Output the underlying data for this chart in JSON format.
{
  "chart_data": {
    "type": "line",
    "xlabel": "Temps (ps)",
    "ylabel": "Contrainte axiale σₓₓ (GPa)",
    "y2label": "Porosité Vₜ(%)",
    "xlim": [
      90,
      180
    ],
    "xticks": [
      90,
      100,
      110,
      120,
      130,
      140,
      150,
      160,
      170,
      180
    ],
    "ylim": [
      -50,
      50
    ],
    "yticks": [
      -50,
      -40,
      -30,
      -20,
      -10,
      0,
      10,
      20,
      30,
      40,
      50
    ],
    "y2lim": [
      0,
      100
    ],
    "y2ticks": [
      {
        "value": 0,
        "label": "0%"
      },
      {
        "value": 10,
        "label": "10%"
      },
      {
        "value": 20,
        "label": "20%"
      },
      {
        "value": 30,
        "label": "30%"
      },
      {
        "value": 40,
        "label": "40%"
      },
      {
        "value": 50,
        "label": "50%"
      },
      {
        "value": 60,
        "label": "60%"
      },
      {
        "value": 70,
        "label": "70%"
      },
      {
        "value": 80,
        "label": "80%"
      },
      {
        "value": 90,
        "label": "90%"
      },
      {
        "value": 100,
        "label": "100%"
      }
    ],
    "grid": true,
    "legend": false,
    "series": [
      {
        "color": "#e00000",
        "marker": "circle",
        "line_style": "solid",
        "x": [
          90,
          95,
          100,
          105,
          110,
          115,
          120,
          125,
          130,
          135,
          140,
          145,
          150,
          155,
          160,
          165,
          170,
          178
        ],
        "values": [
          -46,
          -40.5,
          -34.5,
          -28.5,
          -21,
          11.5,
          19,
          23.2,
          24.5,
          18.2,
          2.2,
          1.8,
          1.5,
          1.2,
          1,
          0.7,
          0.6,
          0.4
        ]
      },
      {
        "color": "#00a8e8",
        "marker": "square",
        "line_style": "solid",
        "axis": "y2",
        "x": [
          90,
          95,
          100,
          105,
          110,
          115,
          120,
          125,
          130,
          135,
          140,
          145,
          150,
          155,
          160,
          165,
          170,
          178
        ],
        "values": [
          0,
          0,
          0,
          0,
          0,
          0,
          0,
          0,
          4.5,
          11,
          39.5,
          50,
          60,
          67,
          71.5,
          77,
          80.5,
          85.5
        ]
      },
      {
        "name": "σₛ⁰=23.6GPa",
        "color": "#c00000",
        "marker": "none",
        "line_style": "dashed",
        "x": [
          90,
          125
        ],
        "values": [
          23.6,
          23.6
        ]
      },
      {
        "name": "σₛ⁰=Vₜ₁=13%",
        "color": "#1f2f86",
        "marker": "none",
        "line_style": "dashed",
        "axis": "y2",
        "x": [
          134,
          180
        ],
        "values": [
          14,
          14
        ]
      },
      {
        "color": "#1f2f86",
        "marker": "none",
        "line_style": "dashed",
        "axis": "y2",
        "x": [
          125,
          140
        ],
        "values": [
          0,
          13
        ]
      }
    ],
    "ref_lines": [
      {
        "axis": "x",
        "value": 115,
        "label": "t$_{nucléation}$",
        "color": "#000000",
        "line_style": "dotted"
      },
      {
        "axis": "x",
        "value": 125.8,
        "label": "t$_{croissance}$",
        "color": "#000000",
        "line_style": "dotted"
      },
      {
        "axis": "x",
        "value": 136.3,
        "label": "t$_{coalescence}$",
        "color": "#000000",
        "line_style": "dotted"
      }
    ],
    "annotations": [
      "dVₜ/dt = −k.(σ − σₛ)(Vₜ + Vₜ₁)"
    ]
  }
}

+ + +

- _Directions_:
Retype all the records, matching them exactly.

- _Result for this exercise_:
Output the underlying data for this chart in JSON format.
{
  "chart_data": {
    "type": "line",
    "xlabel": "Temps (ps)",
    "ylabel": "Contrainte axiale σₓₓ (GPa)",
    "y2label": "Porosité Vₜ(%)",
    "xlim": [
      90,
      180
    ],
    "xticks": [
      90,
      100,
      110,
      120,
      130,
      140,
      150,
      160,
      170,
      180
    ],
    "ylim": [
      -50,
      50
    ],
    "yticks": [
      -50,
      -40,
      -30,
      -20,
      -10,
      0,
      10,
      20,
      30,
      40,
      50
    ],
    "y2lim": [
      0,
      100
    ],
    "y2ticks": [
      {
        "value": 0,
        "label": "0%"
      },
      {
        "value": 10,
        "label": "10%"
      },
      {
        "value": 20,
        "label": "20%"
      },
      {
        "value": 30,
        "label": "30%"
      },
      {
        "value": 40,
        "label": "40%"
      },
      {
        "value": 50,
        "label": "50%"
      },
      {
        "value": 60,
        "label": "60%"
      },
      {
        "value": 70,
        "label": "70%"
      },
      {
        "value": 80,
        "label": "80%"
      },
      {
        "value": 90,
        "label": "90%"
      },
      {
        "value": 100,
        "label": "100%"
      }
    ],
    "grid": true,
    "legend": false,
    "series": [
      {
        "color": "#e00000",
        "marker": "circle",
        "line_style": "solid",
        "x": [
          90,
          95,
          100,
          105,
          110,
          115,
          120,
          125,
          130,
          135,
          140,
          145,
          150,
          155,
          160,
          165,
          170,
          178
        ],
        "values": [
          -46,
          -40.5,
          -34.5,
          -28.5,
          -21,
          11.5,
          19,
          23.2,
          24.5,
          18.2,
          2.2,
          1.8,
          1.5,
          1.2,
          1,
          0.7,
          0.6,
          0.4
        ]
      },
      {
        "color": "#00a8e8",
        "marker": "square",
        "line_style": "solid",
        "axis": "y2",
        "x": [
          90,
          95,
          100,
          105,
          110,
          115,
          120,
          125,
          130,
          135,
          140,
          145,
          150,
          155,
          160,
          165,
          170,
          178
        ],
        "values": [
          0,
          0,
          0,
          0,
          0,
          0,
          0,
          0,
          4.5,
          11,
          39.5,
          50,
          60,
          67,
          71.5,
          77,
          80.5,
          85.5
        ]
      },
      {
        "name": "σₛ⁰=23.6GPa",
        "color": "#c00000",
        "marker": "none",
        "line_style": "dashed",
        "x": [
          90,
          125
        ],
        "values": [
          23.6,
          23.6
        ]
      },
      {
        "name": "σₛ⁰=Vₜ₁=13%",
        "color": "#1f2f86",
        "marker": "none",
        "line_style": "dashed",
        "axis": "y2",
        "x": [
          134,
          180
        ],
        "values": [
          14,
          14
        ]
      },
      {
        "color": "#1f2f86",
        "marker": "none",
        "line_style": "dashed",
        "axis": "y2",
        "x": [
          125,
          140
        ],
        "values": [
          0,
          13
        ]
      }
    ],
    "ref_lines": [
      {
        "axis": "x",
        "value": 115,
        "label": "t$_{nucléation}$",
        "color": "#000000",
        "line_style": "dotted"
      },
      {
        "axis": "x",
        "value": 125.8,
        "label": "t$_{croissance}$",
        "color": "#000000",
        "line_style": "dotted"
      },
      {
        "axis": "x",
        "value": 136.3,
        "label": "t$_{coalescence}$",
        "color": "#000000",
        "line_style": "dotted"
      }
    ],
    "annotations": [
      "dVₜ/dt = −k.(σ − σₛ)(Vₜ + Vₜ₁)"
    ]
  }
}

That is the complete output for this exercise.